▶ **What you will do**
Copy out all of the material exactly as presented.

▶ **Extracted material**
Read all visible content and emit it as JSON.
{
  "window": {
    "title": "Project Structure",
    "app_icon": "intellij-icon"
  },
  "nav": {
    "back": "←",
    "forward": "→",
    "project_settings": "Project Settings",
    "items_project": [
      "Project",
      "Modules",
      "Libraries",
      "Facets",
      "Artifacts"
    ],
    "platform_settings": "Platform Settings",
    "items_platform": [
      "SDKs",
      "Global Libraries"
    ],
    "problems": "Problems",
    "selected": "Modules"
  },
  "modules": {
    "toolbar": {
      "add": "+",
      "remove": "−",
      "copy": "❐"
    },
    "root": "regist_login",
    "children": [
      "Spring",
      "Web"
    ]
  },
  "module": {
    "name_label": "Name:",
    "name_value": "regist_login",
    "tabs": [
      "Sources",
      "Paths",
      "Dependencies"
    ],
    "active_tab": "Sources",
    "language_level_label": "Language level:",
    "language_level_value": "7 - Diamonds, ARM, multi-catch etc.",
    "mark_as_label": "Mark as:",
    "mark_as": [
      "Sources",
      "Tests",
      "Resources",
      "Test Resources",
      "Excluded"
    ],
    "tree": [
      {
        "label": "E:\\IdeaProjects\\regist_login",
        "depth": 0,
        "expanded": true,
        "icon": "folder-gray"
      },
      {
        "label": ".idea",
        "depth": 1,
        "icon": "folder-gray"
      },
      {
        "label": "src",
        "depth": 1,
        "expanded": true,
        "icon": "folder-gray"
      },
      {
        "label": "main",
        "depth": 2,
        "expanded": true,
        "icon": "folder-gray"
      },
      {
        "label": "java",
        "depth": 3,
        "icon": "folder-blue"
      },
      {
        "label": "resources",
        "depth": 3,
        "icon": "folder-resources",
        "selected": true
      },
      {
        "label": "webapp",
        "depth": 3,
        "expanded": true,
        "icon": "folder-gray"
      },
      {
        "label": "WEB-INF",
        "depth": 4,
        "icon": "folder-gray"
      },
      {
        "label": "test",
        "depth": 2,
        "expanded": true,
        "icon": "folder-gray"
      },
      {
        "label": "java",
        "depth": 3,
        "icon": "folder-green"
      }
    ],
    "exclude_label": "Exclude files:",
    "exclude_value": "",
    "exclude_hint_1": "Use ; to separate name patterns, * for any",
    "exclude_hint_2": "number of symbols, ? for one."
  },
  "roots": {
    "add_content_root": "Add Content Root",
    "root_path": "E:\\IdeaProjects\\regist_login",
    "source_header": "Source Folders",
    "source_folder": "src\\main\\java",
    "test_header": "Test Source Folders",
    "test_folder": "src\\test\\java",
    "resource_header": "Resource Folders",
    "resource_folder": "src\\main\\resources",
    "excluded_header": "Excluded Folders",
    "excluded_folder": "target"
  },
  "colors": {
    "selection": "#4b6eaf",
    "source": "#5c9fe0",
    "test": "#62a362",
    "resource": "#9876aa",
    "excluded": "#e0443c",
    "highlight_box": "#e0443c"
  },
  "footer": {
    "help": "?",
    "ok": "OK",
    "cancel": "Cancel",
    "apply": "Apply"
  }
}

▶ **Written response**
Read all visible content and emit it as JSON.
{
  "window": {
    "title": "Project Structure",
    "app_icon": "intellij-icon"
  },
  "nav": {
    "back": "←",
    "forward": "→",
    "project_settings": "Project Settings",
    "items_project": [
      "Project",
      "Modules",
      "Libraries",
      "Facets",
      "Artifacts"
    ],
    "platform_settings": "Platform Settings",
    "items_platform": [
      "SDKs",
      "Global Libraries"
    ],
    "problems": "Problems",
    "selected": "Modules"
  },
  "modules": {
    "toolbar": {
      "add": "+",
      "remove": "−",
      "copy": "❐"
    },
    "root": "regist_login",
    "children": [
      "Spring",
      "Web"
    ]
  },
  "module": {
    "name_label": "Name:",
    "name_value": "regist_login",
    "tabs": [
      "Sources",
      "Paths",
      "Dependencies"
    ],
    "active_tab": "Sources",
    "language_level_label": "Language level:",
    "language_level_value": "7 - Diamonds, ARM, multi-catch etc.",
    "mark_as_label": "Mark as:",
    "mark_as": [
      "Sources",
      "Tests",
      "Resources",
      "Test Resources",
      "Excluded"
    ],
    "tree": [
      {
        "label": "E:\\IdeaProjects\\regist_login",
        "depth": 0,
        "expanded": true,
        "icon": "folder-gray"
      },
      {
        "label": ".idea",
        "depth": 1,
        "icon": "folder-gray"
      },
      {
        "label": "src",
        "depth": 1,
        "expanded": true,
        "icon": "folder-gray"
      },
      {
        "label": "main",
        "depth": 2,
        "expanded": true,
        "icon": "folder-gray"
      },
      {
        "label": "java",
        "depth": 3,
        "icon": "folder-blue"
      },
      {
        "label": "resources",
        "depth": 3,
        "icon": "folder-resources",
        "selected": true
      },
      {
        "label": "webapp",
        "depth": 3,
        "expanded": true,
        "icon": "folder-gray"
      },
      {
        "label": "WEB-INF",
        "depth": 4,
        "icon": "folder-gray"
      },
      {
        "label": "test",
        "depth": 2,
        "expanded": true,
        "icon": "folder-gray"
      },
      {
        "label": "java",
        "depth": 3,
        "icon": "folder-green"
      }
    ],
    "exclude_label": "Exclude files:",
    "exclude_value": "",
    "exclude_hint_1": "Use ; to separate name patterns, * for any",
    "exclude_hint_2": "number of symbols, ? for one."
  },
  "roots": {
    "add_content_root": "Add Content Root",
    "root_path": "E:\\IdeaProjects\\regist_login",
    "source_header": "Source Folders",
    "source_folder": "src\\main\\java",
    "test_header": "Test Source Folders",
    "test_folder": "src\\test\\java",
    "resource_header": "Resource Folders",
    "resource_folder": "src\\main\\resources",
    "excluded_header": "Excluded Folders",
    "excluded_folder": "target"
  },
  "colors": {
    "selection": "#4b6eaf",
    "source": "#5c9fe0",
    "test": "#62a362",
    "resource": "#9876aa",
    "excluded": "#e0443c",
    "highlight_box": "#e0443c"
  },
  "footer": {
    "help": "?",
    "ok": "OK",
    "cancel": "Cancel",
    "apply": "Apply"
  }
}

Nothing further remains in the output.